[QUOTED PASSAGE Boundary: Start]

A 0.2 M suspension of Fe2O3 was made in sterile DI water. The suspension was deoxygenated with N2 gas for 2-3 min then added to a solution of pEGFP DNA at a ratio of 1:1 (v/v). After 20 min incubation at 55 °C, the pEGFP DNA-Fe2O3 complex was mixed with water-soluble chitosan at a DNA to chitosan ratio of 1:5 (w/w) The pDNA-Fe2O3-chitosan complex was incubated at 55 °C for 20 min with intermittent shaking and separated from uncomplexed reagents by means of a magnet. The complex was resuspended in sterile water and 10 ug of nanoparticle/DNA complex was injected into the tail veins of each of four mice. These mice were separated into two groups of two mice each. In one group, a circular magnet of 25 gauss or 2kA –kA/m, wrapped in cheese cloth, was tied between the front legs of each mouse for about 6 h to target the heart. In the other group, the magnets were tied between the back legs to target the kidneys. Mice were sacrificed after 12 h and subjected to bronchoalveolar lavage to detect EGFP-positive cells in the BAL. Control mice were also given the chitosan magnetic nanoparticles coupled with EGFP, but was not exposed to an external magnet. Hearts and kidneys were collected, fixed, sectioned and examined by fluorescent microscopy for EGFP-positive (green fluorescent) cells.

Coupling magnetic nanoparticles to ANP peptide

ANP peptide-Fe2O3-chitosan complexes were synthesized using the stock solution of Fe2O3 nanoparticles. The stock solution of 2.50 mg/mL was prepared by dissolving Fe2O3 in DI water, and magnetic iron oxide (Fe3O4) and chitosan nanoparticles were dispersed in DI water prior to modification with peptide. Chitosan was first carboxymethylated and then covalently bound on the surface of Fe3O4 nanoparticles via carbodiimide activation. This solution was washed several times with DI water prior to use. Chitosan-coated Fe2O3 nanoparticles were resuspended in water and mixed with ANP peptide at a ratio of 1:1 (w/w). Gluteradehyde was then added to a final concentration of 0.2 %. The mixture was stirred for 4-5 h at 40 °C to couple the Fe2O3-coated nanoparticles to the peptide. The coupled particles were washed twice with DI water, air dried and left in a vacuum oven for 48 h to remove all traces of water. The dried film was resuspended in DI water with agitation and the solution was filtered through a cellulose membrane.

Coupling magnetic nanoparticles to CEA antibody

A solution of CEA antibodies in DI water was mixed with 0.5 mL of carbodiimide solution and added to a colloidal suspension of magnetic nanoparticles. The solution was left to stand for 15 min to allow hydrolysis of the surface groups and formation of vitreophilic nanoparticles. The functionalized suspension was stirred vigorously and allowed to stand for at least 24 h to produce CEAAb-Fe2O3 nanoparticles.

[QUOTED PASSAGE Boundary: End]
[DATA PROVIDED Boundary: Start]

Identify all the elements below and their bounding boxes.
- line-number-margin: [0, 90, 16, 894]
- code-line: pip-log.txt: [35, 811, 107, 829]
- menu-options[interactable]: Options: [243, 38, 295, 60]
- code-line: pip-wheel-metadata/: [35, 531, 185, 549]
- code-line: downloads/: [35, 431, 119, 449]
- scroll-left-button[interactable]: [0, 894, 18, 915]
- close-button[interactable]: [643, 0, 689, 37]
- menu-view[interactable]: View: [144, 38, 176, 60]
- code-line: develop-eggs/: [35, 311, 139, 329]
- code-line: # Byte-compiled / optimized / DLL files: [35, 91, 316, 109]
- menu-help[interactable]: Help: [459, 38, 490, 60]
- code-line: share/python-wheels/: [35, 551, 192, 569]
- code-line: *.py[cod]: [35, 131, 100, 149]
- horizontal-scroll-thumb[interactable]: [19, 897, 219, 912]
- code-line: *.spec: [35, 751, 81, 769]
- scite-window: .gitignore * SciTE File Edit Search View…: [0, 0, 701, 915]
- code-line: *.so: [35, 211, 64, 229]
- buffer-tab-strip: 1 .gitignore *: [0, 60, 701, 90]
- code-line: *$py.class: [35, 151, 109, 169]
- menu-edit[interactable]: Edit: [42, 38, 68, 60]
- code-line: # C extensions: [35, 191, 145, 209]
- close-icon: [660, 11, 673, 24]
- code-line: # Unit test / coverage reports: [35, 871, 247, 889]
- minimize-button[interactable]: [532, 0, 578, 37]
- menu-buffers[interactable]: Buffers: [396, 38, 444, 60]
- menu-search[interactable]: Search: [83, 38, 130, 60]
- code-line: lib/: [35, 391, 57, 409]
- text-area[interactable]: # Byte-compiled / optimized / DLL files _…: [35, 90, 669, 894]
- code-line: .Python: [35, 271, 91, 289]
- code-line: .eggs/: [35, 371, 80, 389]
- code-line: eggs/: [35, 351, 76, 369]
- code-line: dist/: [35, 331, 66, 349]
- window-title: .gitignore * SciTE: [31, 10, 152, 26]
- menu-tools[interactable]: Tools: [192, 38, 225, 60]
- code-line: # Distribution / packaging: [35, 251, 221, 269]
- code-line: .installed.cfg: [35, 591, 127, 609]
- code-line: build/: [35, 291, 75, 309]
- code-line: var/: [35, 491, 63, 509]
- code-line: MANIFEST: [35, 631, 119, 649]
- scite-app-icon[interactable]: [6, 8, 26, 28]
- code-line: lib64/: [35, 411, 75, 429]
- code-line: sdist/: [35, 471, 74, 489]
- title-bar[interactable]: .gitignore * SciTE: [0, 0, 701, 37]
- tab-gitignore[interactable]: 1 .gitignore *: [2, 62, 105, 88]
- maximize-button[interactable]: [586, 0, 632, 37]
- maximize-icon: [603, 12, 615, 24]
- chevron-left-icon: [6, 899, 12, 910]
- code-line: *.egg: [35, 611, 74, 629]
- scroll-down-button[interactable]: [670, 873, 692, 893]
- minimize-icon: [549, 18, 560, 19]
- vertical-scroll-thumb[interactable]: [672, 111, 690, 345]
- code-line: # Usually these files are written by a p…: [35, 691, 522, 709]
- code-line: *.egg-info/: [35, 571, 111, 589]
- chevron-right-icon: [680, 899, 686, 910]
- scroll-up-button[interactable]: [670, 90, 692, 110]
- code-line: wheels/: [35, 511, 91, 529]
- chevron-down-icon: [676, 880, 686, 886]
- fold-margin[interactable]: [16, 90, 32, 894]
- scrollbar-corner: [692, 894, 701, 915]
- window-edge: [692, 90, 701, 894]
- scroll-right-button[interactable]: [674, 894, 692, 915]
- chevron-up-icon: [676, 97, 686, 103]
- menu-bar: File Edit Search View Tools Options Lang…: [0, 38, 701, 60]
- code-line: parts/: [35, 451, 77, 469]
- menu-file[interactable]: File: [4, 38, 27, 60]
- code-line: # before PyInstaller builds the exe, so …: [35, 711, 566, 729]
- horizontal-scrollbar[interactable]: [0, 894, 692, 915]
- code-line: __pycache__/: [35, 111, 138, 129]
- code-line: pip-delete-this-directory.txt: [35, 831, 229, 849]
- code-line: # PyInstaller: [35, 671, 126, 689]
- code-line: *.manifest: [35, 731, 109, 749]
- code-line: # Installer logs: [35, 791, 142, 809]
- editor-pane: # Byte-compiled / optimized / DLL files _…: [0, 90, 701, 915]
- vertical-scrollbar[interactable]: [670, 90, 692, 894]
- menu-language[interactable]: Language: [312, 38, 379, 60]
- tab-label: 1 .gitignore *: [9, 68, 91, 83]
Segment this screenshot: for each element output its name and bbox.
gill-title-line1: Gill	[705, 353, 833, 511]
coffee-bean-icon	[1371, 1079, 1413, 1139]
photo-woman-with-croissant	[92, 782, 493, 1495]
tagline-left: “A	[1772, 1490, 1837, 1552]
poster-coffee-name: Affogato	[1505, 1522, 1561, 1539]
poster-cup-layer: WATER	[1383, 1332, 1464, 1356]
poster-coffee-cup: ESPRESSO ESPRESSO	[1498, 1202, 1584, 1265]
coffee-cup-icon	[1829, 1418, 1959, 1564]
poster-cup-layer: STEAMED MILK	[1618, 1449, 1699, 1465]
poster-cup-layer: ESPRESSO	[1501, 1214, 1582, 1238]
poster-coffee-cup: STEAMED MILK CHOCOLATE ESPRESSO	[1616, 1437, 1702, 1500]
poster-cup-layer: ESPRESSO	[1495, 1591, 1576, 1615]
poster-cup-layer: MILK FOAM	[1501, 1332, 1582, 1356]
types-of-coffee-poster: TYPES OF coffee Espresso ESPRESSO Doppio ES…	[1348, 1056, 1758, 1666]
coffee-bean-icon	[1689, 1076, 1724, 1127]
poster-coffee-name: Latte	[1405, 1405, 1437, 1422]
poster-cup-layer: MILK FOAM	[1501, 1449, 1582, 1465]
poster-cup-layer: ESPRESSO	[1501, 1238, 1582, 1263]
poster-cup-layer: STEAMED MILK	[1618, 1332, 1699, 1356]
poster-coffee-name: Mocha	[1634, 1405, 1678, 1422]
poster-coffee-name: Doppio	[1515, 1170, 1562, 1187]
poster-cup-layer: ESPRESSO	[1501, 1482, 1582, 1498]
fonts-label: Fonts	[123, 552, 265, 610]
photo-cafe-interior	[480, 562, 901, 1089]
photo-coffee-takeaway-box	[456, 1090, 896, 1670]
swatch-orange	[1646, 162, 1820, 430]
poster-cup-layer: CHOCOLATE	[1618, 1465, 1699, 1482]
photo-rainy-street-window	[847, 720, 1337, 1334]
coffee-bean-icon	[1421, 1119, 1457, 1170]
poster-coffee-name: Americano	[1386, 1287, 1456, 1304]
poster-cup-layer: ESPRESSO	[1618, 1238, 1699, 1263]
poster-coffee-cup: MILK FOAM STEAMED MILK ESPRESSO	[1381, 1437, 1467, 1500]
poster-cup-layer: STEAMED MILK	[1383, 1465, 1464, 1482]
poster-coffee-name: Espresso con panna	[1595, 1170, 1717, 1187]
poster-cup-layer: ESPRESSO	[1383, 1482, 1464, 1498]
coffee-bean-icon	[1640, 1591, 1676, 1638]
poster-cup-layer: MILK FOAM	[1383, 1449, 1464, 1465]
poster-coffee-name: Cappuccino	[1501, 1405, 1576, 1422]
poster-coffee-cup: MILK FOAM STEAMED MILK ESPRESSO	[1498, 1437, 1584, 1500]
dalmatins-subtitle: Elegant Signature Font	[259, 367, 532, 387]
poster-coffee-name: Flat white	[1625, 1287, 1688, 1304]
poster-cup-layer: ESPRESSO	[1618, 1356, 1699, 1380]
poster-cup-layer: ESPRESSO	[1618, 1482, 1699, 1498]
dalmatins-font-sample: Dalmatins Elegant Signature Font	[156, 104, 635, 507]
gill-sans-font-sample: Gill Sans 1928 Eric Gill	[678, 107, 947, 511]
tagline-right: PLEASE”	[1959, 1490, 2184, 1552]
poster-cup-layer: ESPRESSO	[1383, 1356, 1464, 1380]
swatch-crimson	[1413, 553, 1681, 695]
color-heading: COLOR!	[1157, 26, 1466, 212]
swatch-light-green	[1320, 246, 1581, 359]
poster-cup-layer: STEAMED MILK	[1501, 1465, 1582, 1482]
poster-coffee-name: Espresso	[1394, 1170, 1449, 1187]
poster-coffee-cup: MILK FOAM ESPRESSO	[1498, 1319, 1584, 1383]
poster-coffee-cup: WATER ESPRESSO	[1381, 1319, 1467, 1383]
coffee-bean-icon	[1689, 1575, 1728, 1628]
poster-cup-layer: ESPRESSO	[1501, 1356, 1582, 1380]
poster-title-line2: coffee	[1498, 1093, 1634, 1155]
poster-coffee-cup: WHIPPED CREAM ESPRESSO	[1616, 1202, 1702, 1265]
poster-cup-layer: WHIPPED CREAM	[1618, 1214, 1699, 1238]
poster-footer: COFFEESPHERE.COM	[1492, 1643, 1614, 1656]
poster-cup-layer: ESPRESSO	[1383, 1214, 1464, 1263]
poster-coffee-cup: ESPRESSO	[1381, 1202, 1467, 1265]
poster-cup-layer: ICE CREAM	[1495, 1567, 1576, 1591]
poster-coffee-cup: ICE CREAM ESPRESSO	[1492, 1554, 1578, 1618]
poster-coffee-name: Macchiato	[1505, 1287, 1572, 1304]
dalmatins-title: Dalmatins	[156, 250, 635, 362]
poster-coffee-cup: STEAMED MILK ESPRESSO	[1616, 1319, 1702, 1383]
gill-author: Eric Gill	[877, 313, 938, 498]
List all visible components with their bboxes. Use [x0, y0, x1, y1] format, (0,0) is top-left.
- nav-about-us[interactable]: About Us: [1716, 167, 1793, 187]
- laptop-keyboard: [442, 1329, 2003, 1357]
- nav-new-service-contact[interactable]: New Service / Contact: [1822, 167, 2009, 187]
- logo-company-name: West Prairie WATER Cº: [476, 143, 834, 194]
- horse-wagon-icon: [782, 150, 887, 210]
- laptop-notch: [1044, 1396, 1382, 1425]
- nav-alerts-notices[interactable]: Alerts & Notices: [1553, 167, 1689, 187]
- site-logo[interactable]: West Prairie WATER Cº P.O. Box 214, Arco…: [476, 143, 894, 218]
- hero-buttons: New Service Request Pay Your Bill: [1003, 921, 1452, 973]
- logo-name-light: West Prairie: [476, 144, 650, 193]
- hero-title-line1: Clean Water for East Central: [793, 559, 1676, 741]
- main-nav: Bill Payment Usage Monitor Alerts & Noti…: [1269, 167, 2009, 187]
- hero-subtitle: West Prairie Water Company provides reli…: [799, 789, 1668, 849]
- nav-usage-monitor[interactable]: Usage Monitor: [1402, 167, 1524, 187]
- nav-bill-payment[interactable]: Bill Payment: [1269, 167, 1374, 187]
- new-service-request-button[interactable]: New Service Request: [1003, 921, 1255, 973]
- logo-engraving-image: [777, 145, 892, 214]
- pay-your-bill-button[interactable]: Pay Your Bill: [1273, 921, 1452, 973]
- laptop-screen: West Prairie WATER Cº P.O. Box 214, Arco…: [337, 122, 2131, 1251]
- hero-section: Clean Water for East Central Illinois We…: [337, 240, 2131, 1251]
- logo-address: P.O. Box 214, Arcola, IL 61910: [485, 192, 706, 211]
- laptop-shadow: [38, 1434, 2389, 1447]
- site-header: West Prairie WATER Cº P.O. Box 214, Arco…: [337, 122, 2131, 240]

[DATA PROVIDED Boundary: End]

• **WHAT YOU WILL DO**
In the methods text, what DNA-to-chitosan ratio was used when the pEGFP DNA-Fe2O3 complex was mixed with water-soluble chitosan?

• **EXERCISE ANSWER**
1:5 (w/w)